Aim:
Rewrite the items starting at the line containing "y-tick-label: 3 [92, 184, 99, 199]" and ending at the line containing "bar [381, 215, 393, 329]", swapping "legend-swatch" for "legend-marker" and leaving everything else unchanged. Give only those lines.

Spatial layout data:
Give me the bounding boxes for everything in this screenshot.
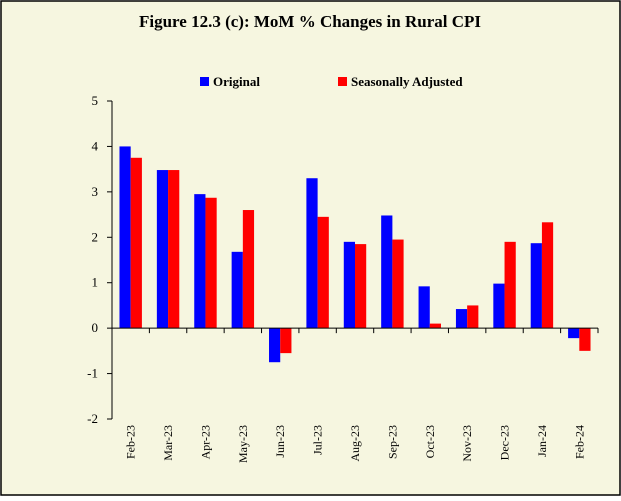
y-tick-label: 3 [92, 184, 99, 199]
bar [467, 305, 479, 329]
y-tick-label: 0 [92, 320, 99, 335]
bar [343, 241, 355, 329]
legend-swatch [338, 77, 347, 86]
bar [119, 146, 131, 329]
bar [579, 328, 591, 351]
x-tick-label: Jun-23 [273, 425, 287, 458]
y-tick-label: 5 [92, 93, 99, 108]
bar [429, 323, 441, 329]
bar [130, 157, 142, 329]
x-tick-label: Jul-23 [311, 425, 325, 455]
y-tick-label: 1 [92, 275, 99, 290]
bar [280, 328, 292, 354]
legend-swatch [200, 77, 209, 86]
x-tick-label: Oct-23 [423, 425, 437, 458]
y-tick-label: -1 [87, 366, 98, 381]
x-tick-label: Dec-23 [498, 425, 512, 460]
bar [242, 210, 255, 329]
bar [194, 194, 206, 329]
bar [317, 216, 329, 329]
bar [205, 197, 217, 329]
bar [156, 170, 169, 329]
bar [418, 286, 430, 329]
x-tick-label: Feb-23 [124, 425, 138, 459]
bar [381, 215, 393, 329]
y-tick-label: 2 [92, 229, 99, 244]
y-tick-label: 4 [92, 138, 99, 153]
bar [355, 244, 367, 329]
bar [568, 328, 580, 339]
chart-title: Figure 12.3 (c): MoM % Changes in Rural … [139, 12, 481, 31]
x-tick-label: Apr-23 [198, 425, 212, 459]
x-tick-label: May-23 [236, 425, 250, 463]
bar [306, 178, 318, 329]
bar [541, 222, 554, 329]
bar [530, 243, 542, 329]
bar [455, 309, 468, 329]
bar [504, 241, 516, 329]
x-tick-label: Nov-23 [460, 425, 474, 462]
y-tick-label: -2 [87, 411, 98, 426]
bar [493, 283, 505, 329]
bar [392, 239, 404, 329]
legend-label: Original [213, 74, 260, 89]
bar [269, 328, 281, 363]
legend-label: Seasonally Adjusted [351, 74, 463, 89]
bar [168, 170, 180, 329]
x-tick-label: Mar-23 [161, 425, 175, 461]
x-tick-label: Feb-24 [572, 425, 586, 459]
x-tick-label: Jan-24 [535, 425, 549, 457]
x-tick-label: Aug-23 [348, 425, 362, 462]
x-tick-label: Sep-23 [385, 425, 399, 459]
bar [231, 251, 243, 329]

Right answer:
y-tick-label: 3 [92, 184, 99, 199]
bar [467, 305, 479, 329]
y-tick-label: 0 [92, 320, 99, 335]
bar [343, 241, 355, 329]
legend-marker [338, 77, 347, 86]
bar [119, 146, 131, 329]
bar [579, 328, 591, 351]
x-tick-label: Jun-23 [273, 425, 287, 458]
y-tick-label: 5 [92, 93, 99, 108]
bar [429, 323, 441, 329]
bar [130, 157, 142, 329]
x-tick-label: Jul-23 [311, 425, 325, 455]
y-tick-label: 1 [92, 275, 99, 290]
bar [280, 328, 292, 354]
legend-marker [200, 77, 209, 86]
x-tick-label: Oct-23 [423, 425, 437, 458]
y-tick-label: -1 [87, 366, 98, 381]
x-tick-label: Dec-23 [498, 425, 512, 460]
bar [242, 210, 255, 329]
bar [194, 194, 206, 329]
bar [317, 216, 329, 329]
bar [205, 197, 217, 329]
bar [156, 170, 169, 329]
bar [418, 286, 430, 329]
x-tick-label: Feb-23 [124, 425, 138, 459]
bar [381, 215, 393, 329]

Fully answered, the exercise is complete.